[AIM OF THE EXERCISE] Reproduce each of the rows below word for word, leaving nothing out.

[MATERIAL SUPPLIED]
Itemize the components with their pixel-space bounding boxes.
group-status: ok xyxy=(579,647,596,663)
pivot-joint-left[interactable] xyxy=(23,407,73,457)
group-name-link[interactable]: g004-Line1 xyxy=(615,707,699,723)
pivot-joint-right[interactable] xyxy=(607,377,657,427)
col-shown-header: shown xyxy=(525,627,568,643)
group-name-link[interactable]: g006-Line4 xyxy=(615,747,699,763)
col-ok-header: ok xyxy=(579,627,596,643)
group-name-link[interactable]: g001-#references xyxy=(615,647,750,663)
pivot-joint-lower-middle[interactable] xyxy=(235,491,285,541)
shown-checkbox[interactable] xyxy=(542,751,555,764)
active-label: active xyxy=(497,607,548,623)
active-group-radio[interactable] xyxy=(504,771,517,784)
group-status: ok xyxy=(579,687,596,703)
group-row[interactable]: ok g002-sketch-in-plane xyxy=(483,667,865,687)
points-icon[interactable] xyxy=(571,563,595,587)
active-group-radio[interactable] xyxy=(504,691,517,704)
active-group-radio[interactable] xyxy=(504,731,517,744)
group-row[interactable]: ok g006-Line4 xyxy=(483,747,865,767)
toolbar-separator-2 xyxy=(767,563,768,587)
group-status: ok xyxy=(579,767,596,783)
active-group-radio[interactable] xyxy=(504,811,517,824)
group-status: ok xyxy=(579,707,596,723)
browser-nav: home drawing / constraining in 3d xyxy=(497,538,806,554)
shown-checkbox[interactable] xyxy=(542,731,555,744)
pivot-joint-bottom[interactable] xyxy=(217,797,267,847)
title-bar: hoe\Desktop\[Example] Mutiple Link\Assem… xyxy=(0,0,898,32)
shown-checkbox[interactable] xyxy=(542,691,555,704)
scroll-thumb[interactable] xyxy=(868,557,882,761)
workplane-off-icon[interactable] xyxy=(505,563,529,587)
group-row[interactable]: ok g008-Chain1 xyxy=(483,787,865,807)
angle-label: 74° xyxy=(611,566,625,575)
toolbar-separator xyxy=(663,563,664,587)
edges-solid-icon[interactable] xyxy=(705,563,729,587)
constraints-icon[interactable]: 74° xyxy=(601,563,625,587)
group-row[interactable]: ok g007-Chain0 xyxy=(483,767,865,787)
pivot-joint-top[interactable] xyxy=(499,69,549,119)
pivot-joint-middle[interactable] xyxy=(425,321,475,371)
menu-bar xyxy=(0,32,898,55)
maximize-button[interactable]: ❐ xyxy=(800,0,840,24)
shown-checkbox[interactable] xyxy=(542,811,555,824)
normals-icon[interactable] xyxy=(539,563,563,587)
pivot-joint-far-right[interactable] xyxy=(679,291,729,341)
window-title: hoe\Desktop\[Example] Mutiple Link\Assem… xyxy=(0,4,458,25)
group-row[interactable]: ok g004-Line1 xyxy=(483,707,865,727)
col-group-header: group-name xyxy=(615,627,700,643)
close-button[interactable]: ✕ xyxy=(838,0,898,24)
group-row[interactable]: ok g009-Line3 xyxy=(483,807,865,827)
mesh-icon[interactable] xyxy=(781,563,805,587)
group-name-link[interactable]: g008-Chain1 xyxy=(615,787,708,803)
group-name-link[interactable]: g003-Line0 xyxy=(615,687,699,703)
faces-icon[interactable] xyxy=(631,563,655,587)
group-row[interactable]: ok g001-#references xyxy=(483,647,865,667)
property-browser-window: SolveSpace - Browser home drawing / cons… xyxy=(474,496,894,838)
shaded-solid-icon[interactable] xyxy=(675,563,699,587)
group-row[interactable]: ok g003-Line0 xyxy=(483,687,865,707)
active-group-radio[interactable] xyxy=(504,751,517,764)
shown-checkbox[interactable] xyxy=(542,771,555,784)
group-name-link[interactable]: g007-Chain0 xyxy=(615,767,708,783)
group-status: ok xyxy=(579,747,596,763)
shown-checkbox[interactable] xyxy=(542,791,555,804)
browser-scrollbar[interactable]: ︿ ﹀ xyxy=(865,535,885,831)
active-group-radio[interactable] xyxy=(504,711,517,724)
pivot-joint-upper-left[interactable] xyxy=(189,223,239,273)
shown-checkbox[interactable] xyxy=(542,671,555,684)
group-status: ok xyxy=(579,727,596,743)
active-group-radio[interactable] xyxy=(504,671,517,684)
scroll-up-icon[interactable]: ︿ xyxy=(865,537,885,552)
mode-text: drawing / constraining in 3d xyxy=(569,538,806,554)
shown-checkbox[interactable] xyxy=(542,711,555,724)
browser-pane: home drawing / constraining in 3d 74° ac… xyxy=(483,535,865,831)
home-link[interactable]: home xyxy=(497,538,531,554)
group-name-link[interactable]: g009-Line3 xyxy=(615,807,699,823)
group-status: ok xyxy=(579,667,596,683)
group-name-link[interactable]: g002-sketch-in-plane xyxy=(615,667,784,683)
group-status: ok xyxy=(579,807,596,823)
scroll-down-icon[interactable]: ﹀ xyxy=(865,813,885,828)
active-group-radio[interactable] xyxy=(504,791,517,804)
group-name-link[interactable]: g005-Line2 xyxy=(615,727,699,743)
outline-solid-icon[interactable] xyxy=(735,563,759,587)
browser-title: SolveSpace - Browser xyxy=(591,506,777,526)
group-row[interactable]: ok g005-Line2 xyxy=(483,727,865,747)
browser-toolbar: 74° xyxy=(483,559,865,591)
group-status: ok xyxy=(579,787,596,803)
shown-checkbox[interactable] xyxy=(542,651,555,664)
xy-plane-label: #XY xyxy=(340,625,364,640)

[ANSWER TO THE TASK]
Itemize the components with their pixel-space bounding boxes.
group-status: ok xyxy=(579,647,596,663)
pivot-joint-left[interactable] xyxy=(23,407,73,457)
group-name-link[interactable]: g004-Line1 xyxy=(615,707,699,723)
pivot-joint-right[interactable] xyxy=(607,377,657,427)
col-shown-header: shown xyxy=(525,627,568,643)
group-name-link[interactable]: g006-Line4 xyxy=(615,747,699,763)
col-ok-header: ok xyxy=(579,627,596,643)
group-name-link[interactable]: g001-#references xyxy=(615,647,750,663)
pivot-joint-lower-middle[interactable] xyxy=(235,491,285,541)
shown-checkbox[interactable] xyxy=(542,751,555,764)
active-label: active xyxy=(497,607,548,623)
active-group-radio[interactable] xyxy=(504,771,517,784)
group-status: ok xyxy=(579,687,596,703)
group-row[interactable]: ok g002-sketch-in-plane xyxy=(483,667,865,687)
points-icon[interactable] xyxy=(571,563,595,587)
active-group-radio[interactable] xyxy=(504,691,517,704)
active-group-radio[interactable] xyxy=(504,731,517,744)
group-row[interactable]: ok g006-Line4 xyxy=(483,747,865,767)
toolbar-separator-2 xyxy=(767,563,768,587)
group-status: ok xyxy=(579,767,596,783)
active-group-radio[interactable] xyxy=(504,811,517,824)
group-status: ok xyxy=(579,707,596,723)
browser-nav: home drawing / constraining in 3d xyxy=(497,538,806,554)
shown-checkbox[interactable] xyxy=(542,731,555,744)
pivot-joint-bottom[interactable] xyxy=(217,797,267,847)
title-bar: hoe\Desktop\[Example] Mutiple Link\Assem… xyxy=(0,0,898,32)
shown-checkbox[interactable] xyxy=(542,691,555,704)
scroll-thumb[interactable] xyxy=(868,557,882,761)
workplane-off-icon[interactable] xyxy=(505,563,529,587)
group-row[interactable]: ok g008-Chain1 xyxy=(483,787,865,807)
angle-label: 74° xyxy=(611,566,625,575)
toolbar-separator xyxy=(663,563,664,587)
edges-solid-icon[interactable] xyxy=(705,563,729,587)
constraints-icon[interactable]: 74° xyxy=(601,563,625,587)
group-row[interactable]: ok g007-Chain0 xyxy=(483,767,865,787)
pivot-joint-top[interactable] xyxy=(499,69,549,119)
pivot-joint-middle[interactable] xyxy=(425,321,475,371)
menu-bar xyxy=(0,32,898,55)
maximize-button[interactable]: ❐ xyxy=(800,0,840,24)
shown-checkbox[interactable] xyxy=(542,811,555,824)
normals-icon[interactable] xyxy=(539,563,563,587)
pivot-joint-far-right[interactable] xyxy=(679,291,729,341)
window-title: hoe\Desktop\[Example] Mutiple Link\Assem… xyxy=(0,4,458,25)
group-row[interactable]: ok g004-Line1 xyxy=(483,707,865,727)
col-group-header: group-name xyxy=(615,627,700,643)
close-button[interactable]: ✕ xyxy=(838,0,898,24)
group-row[interactable]: ok g009-Line3 xyxy=(483,807,865,827)
mesh-icon[interactable] xyxy=(781,563,805,587)
group-name-link[interactable]: g008-Chain1 xyxy=(615,787,708,803)
group-name-link[interactable]: g003-Line0 xyxy=(615,687,699,703)
faces-icon[interactable] xyxy=(631,563,655,587)
group-row[interactable]: ok g001-#references xyxy=(483,647,865,667)
property-browser-window: SolveSpace - Browser home drawing / cons… xyxy=(474,496,894,838)
shaded-solid-icon[interactable] xyxy=(675,563,699,587)
group-row[interactable]: ok g003-Line0 xyxy=(483,687,865,707)
active-group-radio[interactable] xyxy=(504,751,517,764)
shown-checkbox[interactable] xyxy=(542,771,555,784)
group-name-link[interactable]: g007-Chain0 xyxy=(615,767,708,783)
group-status: ok xyxy=(579,747,596,763)
shown-checkbox[interactable] xyxy=(542,791,555,804)
browser-scrollbar[interactable]: ︿ ﹀ xyxy=(865,535,885,831)
active-group-radio[interactable] xyxy=(504,711,517,724)
pivot-joint-upper-left[interactable] xyxy=(189,223,239,273)
shown-checkbox[interactable] xyxy=(542,671,555,684)
group-status: ok xyxy=(579,727,596,743)
active-group-radio[interactable] xyxy=(504,671,517,684)
scroll-up-icon[interactable]: ︿ xyxy=(865,537,885,552)
mode-text: drawing / constraining in 3d xyxy=(569,538,806,554)
shown-checkbox[interactable] xyxy=(542,711,555,724)
browser-pane: home drawing / constraining in 3d 74° ac… xyxy=(483,535,865,831)
home-link[interactable]: home xyxy=(497,538,531,554)
group-name-link[interactable]: g009-Line3 xyxy=(615,807,699,823)
group-status: ok xyxy=(579,667,596,683)
group-name-link[interactable]: g002-sketch-in-plane xyxy=(615,667,784,683)
group-status: ok xyxy=(579,807,596,823)
scroll-down-icon[interactable]: ﹀ xyxy=(865,813,885,828)
active-group-radio[interactable] xyxy=(504,791,517,804)
group-name-link[interactable]: g005-Line2 xyxy=(615,727,699,743)
outline-solid-icon[interactable] xyxy=(735,563,759,587)
browser-title: SolveSpace - Browser xyxy=(591,506,777,526)
group-row[interactable]: ok g005-Line2 xyxy=(483,727,865,747)
browser-toolbar: 74° xyxy=(483,559,865,591)
group-status: ok xyxy=(579,787,596,803)
shown-checkbox[interactable] xyxy=(542,651,555,664)
xy-plane-label: #XY xyxy=(340,625,364,640)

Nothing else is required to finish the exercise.